Work to do:
Return all of the data exactly as given.

Dataset:
>> START

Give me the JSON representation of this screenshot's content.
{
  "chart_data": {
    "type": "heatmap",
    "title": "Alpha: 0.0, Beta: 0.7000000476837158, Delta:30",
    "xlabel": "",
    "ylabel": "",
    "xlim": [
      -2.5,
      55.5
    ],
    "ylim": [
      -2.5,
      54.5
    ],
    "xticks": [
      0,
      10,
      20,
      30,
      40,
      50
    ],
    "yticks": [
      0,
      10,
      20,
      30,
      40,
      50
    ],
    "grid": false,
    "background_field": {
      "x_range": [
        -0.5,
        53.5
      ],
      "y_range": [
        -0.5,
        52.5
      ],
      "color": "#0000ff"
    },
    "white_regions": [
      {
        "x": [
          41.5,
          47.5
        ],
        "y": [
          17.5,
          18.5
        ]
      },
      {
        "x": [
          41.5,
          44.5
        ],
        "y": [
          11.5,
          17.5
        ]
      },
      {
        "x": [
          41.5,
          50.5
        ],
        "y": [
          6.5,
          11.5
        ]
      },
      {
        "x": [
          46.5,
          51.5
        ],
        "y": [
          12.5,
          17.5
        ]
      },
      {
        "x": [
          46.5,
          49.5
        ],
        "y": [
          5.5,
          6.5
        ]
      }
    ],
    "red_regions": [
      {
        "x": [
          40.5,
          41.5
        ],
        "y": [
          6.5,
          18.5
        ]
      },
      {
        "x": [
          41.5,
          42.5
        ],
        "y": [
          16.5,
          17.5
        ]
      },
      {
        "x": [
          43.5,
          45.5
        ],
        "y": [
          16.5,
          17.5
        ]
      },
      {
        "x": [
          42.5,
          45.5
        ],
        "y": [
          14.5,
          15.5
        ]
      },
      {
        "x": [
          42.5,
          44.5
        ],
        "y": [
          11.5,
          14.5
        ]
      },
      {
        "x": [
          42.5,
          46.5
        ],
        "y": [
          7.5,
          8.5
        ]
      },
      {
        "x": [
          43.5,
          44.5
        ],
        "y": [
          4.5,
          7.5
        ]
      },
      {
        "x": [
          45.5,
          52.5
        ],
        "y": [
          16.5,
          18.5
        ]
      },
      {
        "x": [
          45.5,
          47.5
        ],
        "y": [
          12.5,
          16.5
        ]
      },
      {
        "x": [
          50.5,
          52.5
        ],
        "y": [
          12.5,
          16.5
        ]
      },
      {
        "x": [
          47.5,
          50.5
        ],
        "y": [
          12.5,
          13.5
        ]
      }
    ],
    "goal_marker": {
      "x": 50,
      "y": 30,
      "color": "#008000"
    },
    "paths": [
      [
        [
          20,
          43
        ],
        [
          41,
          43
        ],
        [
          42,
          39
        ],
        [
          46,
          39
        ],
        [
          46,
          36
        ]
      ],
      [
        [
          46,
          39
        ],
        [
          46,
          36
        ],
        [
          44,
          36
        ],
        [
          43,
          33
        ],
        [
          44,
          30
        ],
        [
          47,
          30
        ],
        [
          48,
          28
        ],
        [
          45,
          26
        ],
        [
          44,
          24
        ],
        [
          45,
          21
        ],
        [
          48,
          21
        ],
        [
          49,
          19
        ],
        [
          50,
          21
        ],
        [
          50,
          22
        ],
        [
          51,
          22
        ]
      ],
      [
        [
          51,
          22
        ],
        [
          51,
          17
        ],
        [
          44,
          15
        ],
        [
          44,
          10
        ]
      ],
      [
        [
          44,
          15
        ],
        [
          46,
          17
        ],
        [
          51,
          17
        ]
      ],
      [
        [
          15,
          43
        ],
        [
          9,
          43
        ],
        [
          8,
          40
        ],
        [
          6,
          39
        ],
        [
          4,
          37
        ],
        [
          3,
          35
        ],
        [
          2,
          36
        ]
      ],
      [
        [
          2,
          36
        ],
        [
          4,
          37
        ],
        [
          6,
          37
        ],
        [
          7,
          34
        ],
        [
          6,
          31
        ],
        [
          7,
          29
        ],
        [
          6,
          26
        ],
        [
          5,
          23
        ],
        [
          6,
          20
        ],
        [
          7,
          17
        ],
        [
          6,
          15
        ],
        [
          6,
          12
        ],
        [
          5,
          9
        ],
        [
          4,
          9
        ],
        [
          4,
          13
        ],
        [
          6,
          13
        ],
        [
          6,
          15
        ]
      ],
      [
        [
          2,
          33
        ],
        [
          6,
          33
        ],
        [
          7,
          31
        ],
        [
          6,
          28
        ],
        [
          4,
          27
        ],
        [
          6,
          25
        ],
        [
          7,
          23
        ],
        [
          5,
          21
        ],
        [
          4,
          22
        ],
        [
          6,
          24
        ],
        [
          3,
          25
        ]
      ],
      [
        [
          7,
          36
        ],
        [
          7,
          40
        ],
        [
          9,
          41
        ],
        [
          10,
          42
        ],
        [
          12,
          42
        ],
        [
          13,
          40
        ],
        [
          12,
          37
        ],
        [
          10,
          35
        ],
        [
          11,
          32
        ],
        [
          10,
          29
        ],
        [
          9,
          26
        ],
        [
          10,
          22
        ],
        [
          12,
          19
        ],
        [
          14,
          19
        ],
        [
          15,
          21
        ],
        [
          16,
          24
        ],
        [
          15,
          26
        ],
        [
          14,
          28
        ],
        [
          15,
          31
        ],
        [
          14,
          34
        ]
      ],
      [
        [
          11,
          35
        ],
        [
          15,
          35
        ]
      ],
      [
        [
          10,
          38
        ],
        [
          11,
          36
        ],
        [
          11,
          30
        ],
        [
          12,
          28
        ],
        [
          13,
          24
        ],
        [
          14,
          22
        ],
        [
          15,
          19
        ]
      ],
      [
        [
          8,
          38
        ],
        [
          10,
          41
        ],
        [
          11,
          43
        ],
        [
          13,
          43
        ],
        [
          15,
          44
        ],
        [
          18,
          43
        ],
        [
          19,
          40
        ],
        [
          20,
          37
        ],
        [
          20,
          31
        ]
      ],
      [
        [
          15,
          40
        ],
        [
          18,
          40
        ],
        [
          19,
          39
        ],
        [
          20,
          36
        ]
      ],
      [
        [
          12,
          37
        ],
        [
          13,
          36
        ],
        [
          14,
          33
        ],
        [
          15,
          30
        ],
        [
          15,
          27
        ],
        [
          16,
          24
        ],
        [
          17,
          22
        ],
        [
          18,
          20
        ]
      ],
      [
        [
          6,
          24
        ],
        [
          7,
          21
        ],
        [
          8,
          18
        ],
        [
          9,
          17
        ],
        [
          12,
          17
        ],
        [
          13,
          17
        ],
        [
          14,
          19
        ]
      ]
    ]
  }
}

>> END

Result below:
Give me the JSON representation of this screenshot's content.
{
  "chart_data": {
    "type": "heatmap",
    "title": "Alpha: 0.0, Beta: 0.7000000476837158, Delta:30",
    "xlabel": "",
    "ylabel": "",
    "xlim": [
      -2.5,
      55.5
    ],
    "ylim": [
      -2.5,
      54.5
    ],
    "xticks": [
      0,
      10,
      20,
      30,
      40,
      50
    ],
    "yticks": [
      0,
      10,
      20,
      30,
      40,
      50
    ],
    "grid": false,
    "background_field": {
      "x_range": [
        -0.5,
        53.5
      ],
      "y_range": [
        -0.5,
        52.5
      ],
      "color": "#0000ff"
    },
    "white_regions": [
      {
        "x": [
          41.5,
          47.5
        ],
        "y": [
          17.5,
          18.5
        ]
      },
      {
        "x": [
          41.5,
          44.5
        ],
        "y": [
          11.5,
          17.5
        ]
      },
      {
        "x": [
          41.5,
          50.5
        ],
        "y": [
          6.5,
          11.5
        ]
      },
      {
        "x": [
          46.5,
          51.5
        ],
        "y": [
          12.5,
          17.5
        ]
      },
      {
        "x": [
          46.5,
          49.5
        ],
        "y": [
          5.5,
          6.5
        ]
      }
    ],
    "red_regions": [
      {
        "x": [
          40.5,
          41.5
        ],
        "y": [
          6.5,
          18.5
        ]
      },
      {
        "x": [
          41.5,
          42.5
        ],
        "y": [
          16.5,
          17.5
        ]
      },
      {
        "x": [
          43.5,
          45.5
        ],
        "y": [
          16.5,
          17.5
        ]
      },
      {
        "x": [
          42.5,
          45.5
        ],
        "y": [
          14.5,
          15.5
        ]
      },
      {
        "x": [
          42.5,
          44.5
        ],
        "y": [
          11.5,
          14.5
        ]
      },
      {
        "x": [
          42.5,
          46.5
        ],
        "y": [
          7.5,
          8.5
        ]
      },
      {
        "x": [
          43.5,
          44.5
        ],
        "y": [
          4.5,
          7.5
        ]
      },
      {
        "x": [
          45.5,
          52.5
        ],
        "y": [
          16.5,
          18.5
        ]
      },
      {
        "x": [
          45.5,
          47.5
        ],
        "y": [
          12.5,
          16.5
        ]
      },
      {
        "x": [
          50.5,
          52.5
        ],
        "y": [
          12.5,
          16.5
        ]
      },
      {
        "x": [
          47.5,
          50.5
        ],
        "y": [
          12.5,
          13.5
        ]
      }
    ],
    "goal_marker": {
      "x": 50,
      "y": 30,
      "color": "#008000"
    },
    "paths": [
      [
        [
          20,
          43
        ],
        [
          41,
          43
        ],
        [
          42,
          39
        ],
        [
          46,
          39
        ],
        [
          46,
          36
        ]
      ],
      [
        [
          46,
          39
        ],
        [
          46,
          36
        ],
        [
          44,
          36
        ],
        [
          43,
          33
        ],
        [
          44,
          30
        ],
        [
          47,
          30
        ],
        [
          48,
          28
        ],
        [
          45,
          26
        ],
        [
          44,
          24
        ],
        [
          45,
          21
        ],
        [
          48,
          21
        ],
        [
          49,
          19
        ],
        [
          50,
          21
        ],
        [
          50,
          22
        ],
        [
          51,
          22
        ]
      ],
      [
        [
          51,
          22
        ],
        [
          51,
          17
        ],
        [
          44,
          15
        ],
        [
          44,
          10
        ]
      ],
      [
        [
          44,
          15
        ],
        [
          46,
          17
        ],
        [
          51,
          17
        ]
      ],
      [
        [
          15,
          43
        ],
        [
          9,
          43
        ],
        [
          8,
          40
        ],
        [
          6,
          39
        ],
        [
          4,
          37
        ],
        [
          3,
          35
        ],
        [
          2,
          36
        ]
      ],
      [
        [
          2,
          36
        ],
        [
          4,
          37
        ],
        [
          6,
          37
        ],
        [
          7,
          34
        ],
        [
          6,
          31
        ],
        [
          7,
          29
        ],
        [
          6,
          26
        ],
        [
          5,
          23
        ],
        [
          6,
          20
        ],
        [
          7,
          17
        ],
        [
          6,
          15
        ],
        [
          6,
          12
        ],
        [
          5,
          9
        ],
        [
          4,
          9
        ],
        [
          4,
          13
        ],
        [
          6,
          13
        ],
        [
          6,
          15
        ]
      ],
      [
        [
          2,
          33
        ],
        [
          6,
          33
        ],
        [
          7,
          31
        ],
        [
          6,
          28
        ],
        [
          4,
          27
        ],
        [
          6,
          25
        ],
        [
          7,
          23
        ],
        [
          5,
          21
        ],
        [
          4,
          22
        ],
        [
          6,
          24
        ],
        [
          3,
          25
        ]
      ],
      [
        [
          7,
          36
        ],
        [
          7,
          40
        ],
        [
          9,
          41
        ],
        [
          10,
          42
        ],
        [
          12,
          42
        ],
        [
          13,
          40
        ],
        [
          12,
          37
        ],
        [
          10,
          35
        ],
        [
          11,
          32
        ],
        [
          10,
          29
        ],
        [
          9,
          26
        ],
        [
          10,
          22
        ],
        [
          12,
          19
        ],
        [
          14,
          19
        ],
        [
          15,
          21
        ],
        [
          16,
          24
        ],
        [
          15,
          26
        ],
        [
          14,
          28
        ],
        [
          15,
          31
        ],
        [
          14,
          34
        ]
      ],
      [
        [
          11,
          35
        ],
        [
          15,
          35
        ]
      ],
      [
        [
          10,
          38
        ],
        [
          11,
          36
        ],
        [
          11,
          30
        ],
        [
          12,
          28
        ],
        [
          13,
          24
        ],
        [
          14,
          22
        ],
        [
          15,
          19
        ]
      ],
      [
        [
          8,
          38
        ],
        [
          10,
          41
        ],
        [
          11,
          43
        ],
        [
          13,
          43
        ],
        [
          15,
          44
        ],
        [
          18,
          43
        ],
        [
          19,
          40
        ],
        [
          20,
          37
        ],
        [
          20,
          31
        ]
      ],
      [
        [
          15,
          40
        ],
        [
          18,
          40
        ],
        [
          19,
          39
        ],
        [
          20,
          36
        ]
      ],
      [
        [
          12,
          37
        ],
        [
          13,
          36
        ],
        [
          14,
          33
        ],
        [
          15,
          30
        ],
        [
          15,
          27
        ],
        [
          16,
          24
        ],
        [
          17,
          22
        ],
        [
          18,
          20
        ]
      ],
      [
        [
          6,
          24
        ],
        [
          7,
          21
        ],
        [
          8,
          18
        ],
        [
          9,
          17
        ],
        [
          12,
          17
        ],
        [
          13,
          17
        ],
        [
          14,
          19
        ]
      ]
    ]
  }
}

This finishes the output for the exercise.